Given text:
The Butterfly Effect @ The Tivoli

The Butterfly Effect

The Butterfly Effect

Date: July 10, 2009
Venue: The Tivoli, Brisbane
Acts: The Butterfly Effect, Dead Letter Circus, Calling All Cars

I sometimes wonder whether stunning art-deco venues in other cities snobbishly shy away from hosting metal and punk-inspired acts because of all the associated stereotypes of the acts — and the crowds they draw.

But, whatever the policy elsewhere, at The Tivoli, if it’s good enough for pop-starlet Katy Perry or Brazillian six-string legend Joao Rabello, it’s good enough for louder acts like Trivium, and tonight, home-town rock-metal favourites The Butterfly Effect.

The Butterfly Effect have brought Melbourne trio Calling All Cars and fellow Brisbanites Dead Letter Circus in tow, and a substantial number of people wedge themselves against the barrier from the get-go as the former take the stage.

Exercise inputs:

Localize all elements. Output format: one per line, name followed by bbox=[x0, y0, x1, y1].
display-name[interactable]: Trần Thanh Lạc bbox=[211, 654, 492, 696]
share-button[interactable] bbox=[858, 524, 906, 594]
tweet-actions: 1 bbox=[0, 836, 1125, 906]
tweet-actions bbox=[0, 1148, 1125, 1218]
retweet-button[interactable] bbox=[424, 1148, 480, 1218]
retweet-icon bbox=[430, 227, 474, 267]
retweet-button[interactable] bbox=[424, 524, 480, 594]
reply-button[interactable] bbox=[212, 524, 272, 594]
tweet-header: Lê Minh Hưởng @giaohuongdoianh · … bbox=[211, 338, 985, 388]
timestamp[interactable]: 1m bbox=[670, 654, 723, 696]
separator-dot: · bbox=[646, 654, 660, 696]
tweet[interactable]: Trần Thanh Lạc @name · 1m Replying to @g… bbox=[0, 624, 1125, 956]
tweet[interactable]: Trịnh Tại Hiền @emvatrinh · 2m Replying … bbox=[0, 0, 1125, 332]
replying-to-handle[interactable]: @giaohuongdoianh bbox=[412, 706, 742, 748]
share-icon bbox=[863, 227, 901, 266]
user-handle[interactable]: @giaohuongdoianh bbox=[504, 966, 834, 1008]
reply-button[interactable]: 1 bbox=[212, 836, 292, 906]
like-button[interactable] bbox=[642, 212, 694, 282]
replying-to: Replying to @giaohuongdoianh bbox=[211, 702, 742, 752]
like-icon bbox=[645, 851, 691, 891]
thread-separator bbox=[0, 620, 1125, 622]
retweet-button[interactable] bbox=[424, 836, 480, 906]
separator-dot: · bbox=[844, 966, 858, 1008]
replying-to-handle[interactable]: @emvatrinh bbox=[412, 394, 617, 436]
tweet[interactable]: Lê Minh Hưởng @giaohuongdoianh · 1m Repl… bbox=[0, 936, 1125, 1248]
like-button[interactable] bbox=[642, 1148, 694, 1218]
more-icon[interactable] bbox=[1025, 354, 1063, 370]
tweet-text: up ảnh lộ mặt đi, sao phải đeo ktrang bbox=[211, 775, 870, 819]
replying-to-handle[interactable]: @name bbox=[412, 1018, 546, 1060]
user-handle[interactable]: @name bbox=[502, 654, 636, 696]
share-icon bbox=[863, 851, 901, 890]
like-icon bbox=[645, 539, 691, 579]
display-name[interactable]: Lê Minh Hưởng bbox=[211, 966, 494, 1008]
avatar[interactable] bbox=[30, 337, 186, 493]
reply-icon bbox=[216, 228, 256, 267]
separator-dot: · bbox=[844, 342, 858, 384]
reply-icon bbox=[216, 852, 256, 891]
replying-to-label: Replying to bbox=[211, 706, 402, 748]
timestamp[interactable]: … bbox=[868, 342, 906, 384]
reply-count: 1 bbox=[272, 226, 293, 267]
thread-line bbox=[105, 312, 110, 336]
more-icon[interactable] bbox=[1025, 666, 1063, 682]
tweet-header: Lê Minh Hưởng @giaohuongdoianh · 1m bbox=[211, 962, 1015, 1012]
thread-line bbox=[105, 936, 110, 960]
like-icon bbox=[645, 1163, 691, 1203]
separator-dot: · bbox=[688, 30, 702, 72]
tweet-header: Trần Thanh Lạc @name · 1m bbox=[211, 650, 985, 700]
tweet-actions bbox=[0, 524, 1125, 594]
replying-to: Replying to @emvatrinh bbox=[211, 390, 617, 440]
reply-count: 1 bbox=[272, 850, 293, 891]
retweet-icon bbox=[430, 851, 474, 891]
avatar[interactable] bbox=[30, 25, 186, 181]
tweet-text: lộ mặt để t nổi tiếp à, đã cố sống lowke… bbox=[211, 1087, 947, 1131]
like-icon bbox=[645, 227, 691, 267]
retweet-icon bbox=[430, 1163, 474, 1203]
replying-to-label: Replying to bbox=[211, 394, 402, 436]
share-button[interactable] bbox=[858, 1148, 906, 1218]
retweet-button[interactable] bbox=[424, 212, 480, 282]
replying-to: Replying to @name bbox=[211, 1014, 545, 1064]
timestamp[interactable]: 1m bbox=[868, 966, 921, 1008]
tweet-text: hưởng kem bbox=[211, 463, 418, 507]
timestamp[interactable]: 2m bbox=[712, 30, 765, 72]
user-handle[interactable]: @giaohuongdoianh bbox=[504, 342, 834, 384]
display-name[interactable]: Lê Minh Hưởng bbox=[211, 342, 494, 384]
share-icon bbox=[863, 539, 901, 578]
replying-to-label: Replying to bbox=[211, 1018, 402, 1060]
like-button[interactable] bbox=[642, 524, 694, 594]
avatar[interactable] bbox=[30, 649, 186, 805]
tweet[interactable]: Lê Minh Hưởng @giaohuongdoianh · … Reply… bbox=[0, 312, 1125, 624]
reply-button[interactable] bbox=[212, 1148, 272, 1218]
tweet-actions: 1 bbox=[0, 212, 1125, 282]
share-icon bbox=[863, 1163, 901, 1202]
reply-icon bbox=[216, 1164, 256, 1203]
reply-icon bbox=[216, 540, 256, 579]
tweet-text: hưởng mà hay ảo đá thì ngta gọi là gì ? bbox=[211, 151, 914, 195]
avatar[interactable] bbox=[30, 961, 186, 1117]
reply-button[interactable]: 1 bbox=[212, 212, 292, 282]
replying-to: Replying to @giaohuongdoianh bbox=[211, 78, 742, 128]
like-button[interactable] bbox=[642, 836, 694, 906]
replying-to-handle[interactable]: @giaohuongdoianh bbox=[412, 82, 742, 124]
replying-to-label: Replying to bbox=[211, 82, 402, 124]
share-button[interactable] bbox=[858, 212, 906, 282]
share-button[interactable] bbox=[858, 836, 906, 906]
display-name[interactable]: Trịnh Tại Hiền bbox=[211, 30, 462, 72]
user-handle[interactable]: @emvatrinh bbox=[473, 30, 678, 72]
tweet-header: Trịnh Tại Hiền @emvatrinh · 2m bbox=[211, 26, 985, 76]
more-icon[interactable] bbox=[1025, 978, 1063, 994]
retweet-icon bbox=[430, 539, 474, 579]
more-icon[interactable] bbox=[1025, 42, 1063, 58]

Task instructions:
- a) Return the lines of the listing as a JSON list of strings, one per line and without blank lines, from the first line of the listing through the line that contains "394, 617, 436]", inclusive.
- b) Write the next part of the concert review, starting after its last sentence.

Answers to the exercises:
- a)
[
  "Localize all elements. Output format: one per line, name followed by bbox=[x0, y0, x1, y1].",
  "display-name[interactable]: Trần Thanh Lạc bbox=[211, 654, 492, 696]",
  "share-button[interactable] bbox=[858, 524, 906, 594]",
  "tweet-actions: 1 bbox=[0, 836, 1125, 906]",
  "tweet-actions bbox=[0, 1148, 1125, 1218]",
  "retweet-button[interactable] bbox=[424, 1148, 480, 1218]",
  "retweet-icon bbox=[430, 227, 474, 267]",
  "retweet-button[interactable] bbox=[424, 524, 480, 594]",
  "reply-button[interactable] bbox=[212, 524, 272, 594]",
  "tweet-header: Lê Minh Hưởng @giaohuongdoianh · … bbox=[211, 338, 985, 388]",
  "timestamp[interactable]: 1m bbox=[670, 654, 723, 696]",
  "separator-dot: · bbox=[646, 654, 660, 696]",
  "tweet[interactable]: Trần Thanh Lạc @name · 1m Replying to @g… bbox=[0, 624, 1125, 956]",
  "tweet[interactable]: Trịnh Tại Hiền @emvatrinh · 2m Replying … bbox=[0, 0, 1125, 332]",
  "replying-to-handle[interactable]: @giaohuongdoianh bbox=[412, 706, 742, 748]",
  "share-icon bbox=[863, 227, 901, 266]",
  "user-handle[interactable]: @giaohuongdoianh bbox=[504, 966, 834, 1008]",
  "reply-button[interactable]: 1 bbox=[212, 836, 292, 906]",
  "like-button[interactable] bbox=[642, 212, 694, 282]",
  "replying-to: Replying to @giaohuongdoianh bbox=[211, 702, 742, 752]",
  "like-icon bbox=[645, 851, 691, 891]",
  "thread-separator bbox=[0, 620, 1125, 622]",
  "retweet-button[interactable] bbox=[424, 836, 480, 906]",
  "separator-dot: · bbox=[844, 966, 858, 1008]",
  "replying-to-handle[interactable]: @emvatrinh bbox=[412, 394, 617, 436]"
]

- b)
If nothing else, Calling All Cars possess verve. Vocalist Haydn Ing flits around the stage erratically — first leaping onto the foldbacks for a thrash at his guitar, then teetering on the kick-drum of brother James Ing. The rocket-fuelled, fuzzing slabs of guitar underpinning their melodic punk never quite match the intensity of Haydyn’s piercing 1,000 watt stare, but tracks Hey You and Animal still deliver hooks in spades, while the Weezer-esque undercurrent in latest single Not Like Anybody offers an intriguing change of direction near the end.

From the outset, Kim Benzie’s vocals wobble and thin as they strain for the higher registers on The Mile. It makes for a poor beginning from Dead Letter Circus — it oughtn’t take two or three songs to warm up. The crowd is unperturbed, hundreds of faithful fans adding their own throaty, drunken voicings to song after ball-tearing song. Speed seems the key: guitar, bass and drums pulverised into an jet-propelled howling, ear-splitting mass that is often low on precision, but high on passion.

Although puzzling, it’s not the choice of Dire Straits’ Money For Nothing as entrance music that has this listener wincing at the beginning of the Butterfly Effect’s set. Nor is it vocalist Clint Boge’s dubious navy chic — tonight kitted out like some old-timer admiral in a jacket with ornate gold piping.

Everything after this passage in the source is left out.